Items from a data source
+---+

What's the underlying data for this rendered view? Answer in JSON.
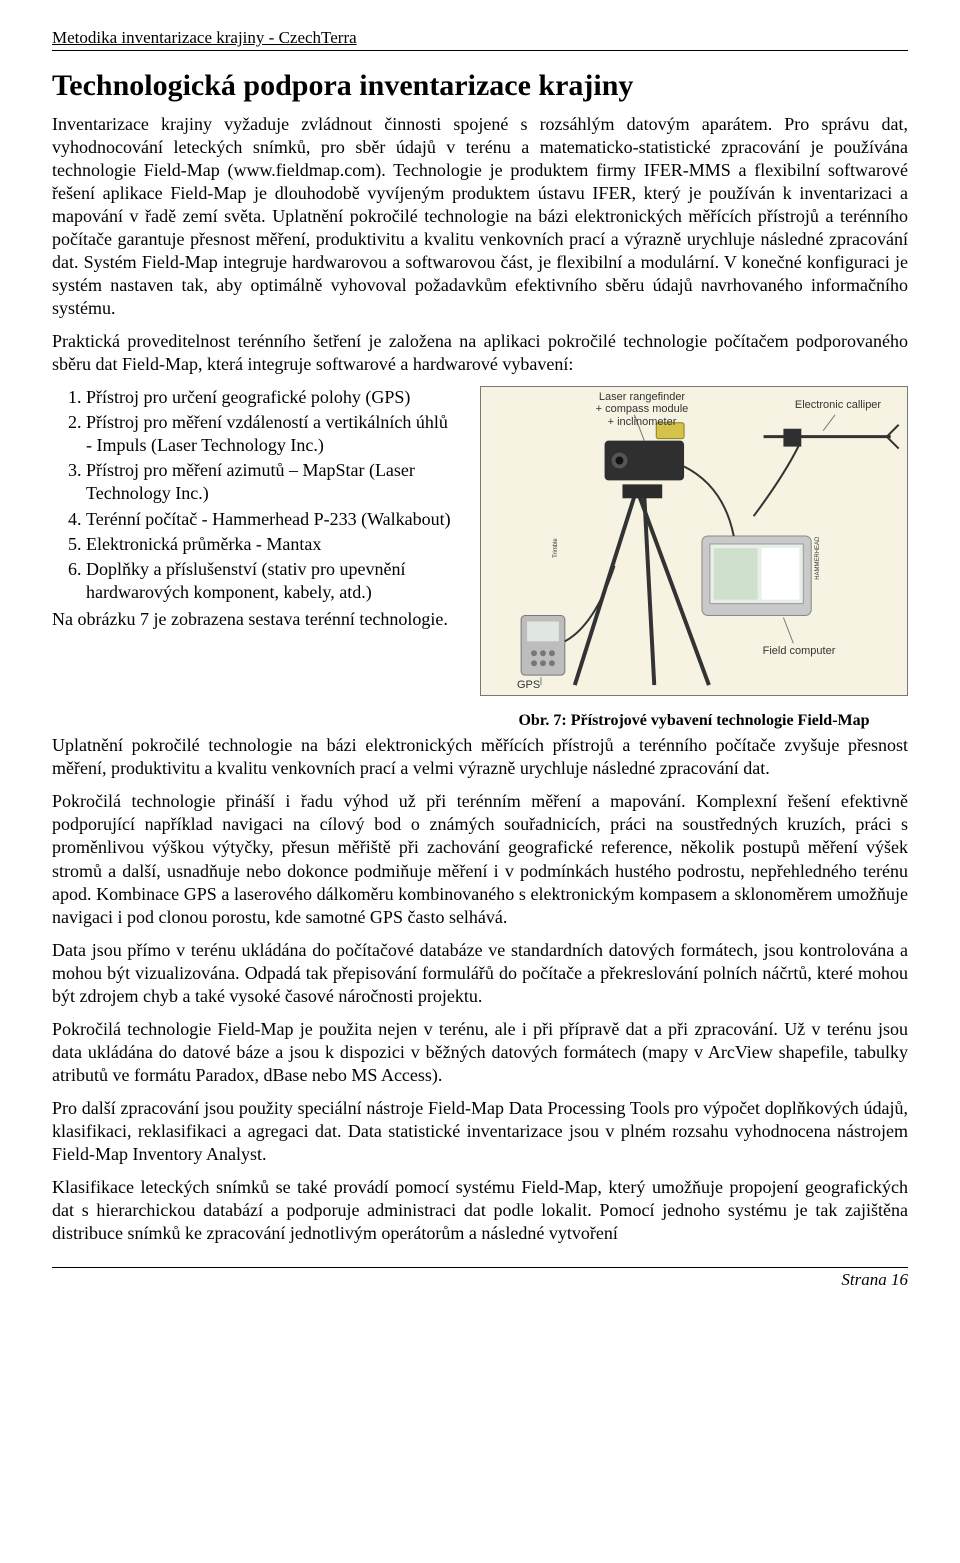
{
  "header": {
    "running_title": "Metodika inventarizace krajiny - CzechTerra"
  },
  "title": "Technologická podpora inventarizace krajiny",
  "paragraphs": {
    "p1": "Inventarizace krajiny vyžaduje zvládnout činnosti spojené s rozsáhlým datovým aparátem. Pro správu dat, vyhodnocování leteckých snímků, pro sběr údajů v terénu a matematicko-statistické zpracování je používána technologie Field-Map (www.fieldmap.com). Technologie je produktem firmy IFER-MMS a flexibilní softwarové řešení aplikace Field-Map je dlouhodobě vyvíjeným produktem ústavu IFER, který je používán k inventarizaci a mapování v řadě zemí světa. Uplatnění pokročilé technologie na bázi elektronických měřících přístrojů a terénního počítače garantuje přesnost měření, produktivitu a kvalitu venkovních prací a výrazně urychluje následné zpracování dat. Systém Field-Map integruje hardwarovou a softwarovou část, je flexibilní a modulární. V konečné konfiguraci je systém nastaven tak, aby optimálně vyhovoval požadavkům efektivního sběru údajů navrhovaného informačního systému.",
    "p2": "Praktická proveditelnost terénního šetření je založena na aplikaci pokročilé technologie počítačem podporovaného sběru dat Field-Map, která integruje softwarové a hardwarové vybavení:",
    "p_afterlist": "Na obrázku 7 je zobrazena sestava terénní technologie.",
    "p3": "Uplatnění pokročilé technologie na bázi elektronických měřících přístrojů a terénního počítače zvyšuje přesnost měření, produktivitu a kvalitu venkovních prací a velmi výrazně urychluje následné zpracování dat.",
    "p4": "Pokročilá technologie přináší i řadu výhod už při terénním měření a mapování. Komplexní řešení efektivně podporující například navigaci na cílový bod o známých souřadnicích, práci na soustředných kruzích, práci s proměnlivou výškou výtyčky, přesun měřiště při zachování geografické reference, několik postupů měření výšek stromů a další, usnadňuje nebo dokonce podmiňuje měření i v podmínkách hustého podrostu, nepřehledného terénu apod. Kombinace GPS a laserového dálkoměru kombinovaného s elektronickým kompasem a sklonoměrem umožňuje navigaci i pod clonou porostu, kde samotné GPS často selhává.",
    "p5": "Data jsou přímo v terénu ukládána do počítačové databáze ve standardních datových formátech, jsou kontrolována a mohou být vizualizována. Odpadá tak přepisování formulářů do počítače a překreslování polních náčrtů, které mohou být zdrojem chyb a také vysoké časové náročnosti projektu.",
    "p6": "Pokročilá technologie Field-Map je použita nejen v terénu, ale i při přípravě dat a při zpracování. Už v terénu jsou data ukládána do datové báze a jsou k dispozici v běžných datových formátech (mapy v ArcView shapefile, tabulky atributů ve formátu Paradox, dBase nebo MS Access).",
    "p7": "Pro další zpracování jsou použity speciální nástroje Field-Map Data Processing Tools pro výpočet doplňkových údajů, klasifikaci, reklasifikaci a agregaci dat. Data statistické inventarizace jsou v plném rozsahu vyhodnocena nástrojem Field-Map Inventory Analyst.",
    "p8": "Klasifikace leteckých snímků se také provádí pomocí systému Field-Map, který umožňuje propojení geografických dat s hierarchickou databází a podporuje administraci dat podle lokalit. Pomocí jednoho systému je tak zajištěna distribuce snímků ke zpracování jednotlivým operátorům a následné vytvoření"
  },
  "list": {
    "items": [
      "Přístroj pro určení geografické polohy (GPS)",
      "Přístroj pro měření vzdáleností a vertikálních úhlů - Impuls (Laser Technology Inc.)",
      "Přístroj pro měření azimutů – MapStar (Laser Technology Inc.)",
      "Terénní počítač - Hammerhead P-233 (Walkabout)",
      "Elektronická průměrka - Mantax",
      "Doplňky a příslušenství (stativ pro upevnění hardwarových komponent, kabely, atd.)"
    ]
  },
  "figure": {
    "caption": "Obr. 7: Přístrojové vybavení technologie Field-Map",
    "labels": {
      "laser": "Laser rangefinder\n+ compass module\n+ inclinometer",
      "calliper": "Electronic calliper",
      "gps": "GPS",
      "computer": "Field computer"
    },
    "colors": {
      "bg": "#f7f3e2",
      "device_dark": "#3a3a3a",
      "device_light": "#cfcfcf",
      "yellow": "#d4c24a",
      "screen": "#dfe6e0",
      "line": "#777777"
    }
  },
  "footer": {
    "page_label": "Strana 16"
  }
}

+---+

_Given task_
Reproduce the entries exactly. Do not carry over any picture.

_Output below_
What's the underlying data for this rendered view? Answer in JSON.
{
  "header": {
    "running_title": "Metodika inventarizace krajiny - CzechTerra"
  },
  "title": "Technologická podpora inventarizace krajiny",
  "paragraphs": {
    "p1": "Inventarizace krajiny vyžaduje zvládnout činnosti spojené s rozsáhlým datovým aparátem. Pro správu dat, vyhodnocování leteckých snímků, pro sběr údajů v terénu a matematicko-statistické zpracování je používána technologie Field-Map (www.fieldmap.com). Technologie je produktem firmy IFER-MMS a flexibilní softwarové řešení aplikace Field-Map je dlouhodobě vyvíjeným produktem ústavu IFER, který je používán k inventarizaci a mapování v řadě zemí světa. Uplatnění pokročilé technologie na bázi elektronických měřících přístrojů a terénního počítače garantuje přesnost měření, produktivitu a kvalitu venkovních prací a výrazně urychluje následné zpracování dat. Systém Field-Map integruje hardwarovou a softwarovou část, je flexibilní a modulární. V konečné konfiguraci je systém nastaven tak, aby optimálně vyhovoval požadavkům efektivního sběru údajů navrhovaného informačního systému.",
    "p2": "Praktická proveditelnost terénního šetření je založena na aplikaci pokročilé technologie počítačem podporovaného sběru dat Field-Map, která integruje softwarové a hardwarové vybavení:",
    "p_afterlist": "Na obrázku 7 je zobrazena sestava terénní technologie.",
    "p3": "Uplatnění pokročilé technologie na bázi elektronických měřících přístrojů a terénního počítače zvyšuje přesnost měření, produktivitu a kvalitu venkovních prací a velmi výrazně urychluje následné zpracování dat.",
    "p4": "Pokročilá technologie přináší i řadu výhod už při terénním měření a mapování. Komplexní řešení efektivně podporující například navigaci na cílový bod o známých souřadnicích, práci na soustředných kruzích, práci s proměnlivou výškou výtyčky, přesun měřiště při zachování geografické reference, několik postupů měření výšek stromů a další, usnadňuje nebo dokonce podmiňuje měření i v podmínkách hustého podrostu, nepřehledného terénu apod. Kombinace GPS a laserového dálkoměru kombinovaného s elektronickým kompasem a sklonoměrem umožňuje navigaci i pod clonou porostu, kde samotné GPS často selhává.",
    "p5": "Data jsou přímo v terénu ukládána do počítačové databáze ve standardních datových formátech, jsou kontrolována a mohou být vizualizována. Odpadá tak přepisování formulářů do počítače a překreslování polních náčrtů, které mohou být zdrojem chyb a také vysoké časové náročnosti projektu.",
    "p6": "Pokročilá technologie Field-Map je použita nejen v terénu, ale i při přípravě dat a při zpracování. Už v terénu jsou data ukládána do datové báze a jsou k dispozici v běžných datových formátech (mapy v ArcView shapefile, tabulky atributů ve formátu Paradox, dBase nebo MS Access).",
    "p7": "Pro další zpracování jsou použity speciální nástroje Field-Map Data Processing Tools pro výpočet doplňkových údajů, klasifikaci, reklasifikaci a agregaci dat. Data statistické inventarizace jsou v plném rozsahu vyhodnocena nástrojem Field-Map Inventory Analyst.",
    "p8": "Klasifikace leteckých snímků se také provádí pomocí systému Field-Map, který umožňuje propojení geografických dat s hierarchickou databází a podporuje administraci dat podle lokalit. Pomocí jednoho systému je tak zajištěna distribuce snímků ke zpracování jednotlivým operátorům a následné vytvoření"
  },
  "list": {
    "items": [
      "Přístroj pro určení geografické polohy (GPS)",
      "Přístroj pro měření vzdáleností a vertikálních úhlů - Impuls (Laser Technology Inc.)",
      "Přístroj pro měření azimutů – MapStar (Laser Technology Inc.)",
      "Terénní počítač - Hammerhead P-233 (Walkabout)",
      "Elektronická průměrka - Mantax",
      "Doplňky a příslušenství (stativ pro upevnění hardwarových komponent, kabely, atd.)"
    ]
  },
  "figure": {
    "caption": "Obr. 7: Přístrojové vybavení technologie Field-Map",
    "labels": {
      "laser": "Laser rangefinder\n+ compass module\n+ inclinometer",
      "calliper": "Electronic calliper",
      "gps": "GPS",
      "computer": "Field computer"
    },
    "colors": {
      "bg": "#f7f3e2",
      "device_dark": "#3a3a3a",
      "device_light": "#cfcfcf",
      "yellow": "#d4c24a",
      "screen": "#dfe6e0",
      "line": "#777777"
    }
  },
  "footer": {
    "page_label": "Strana 16"
  }
}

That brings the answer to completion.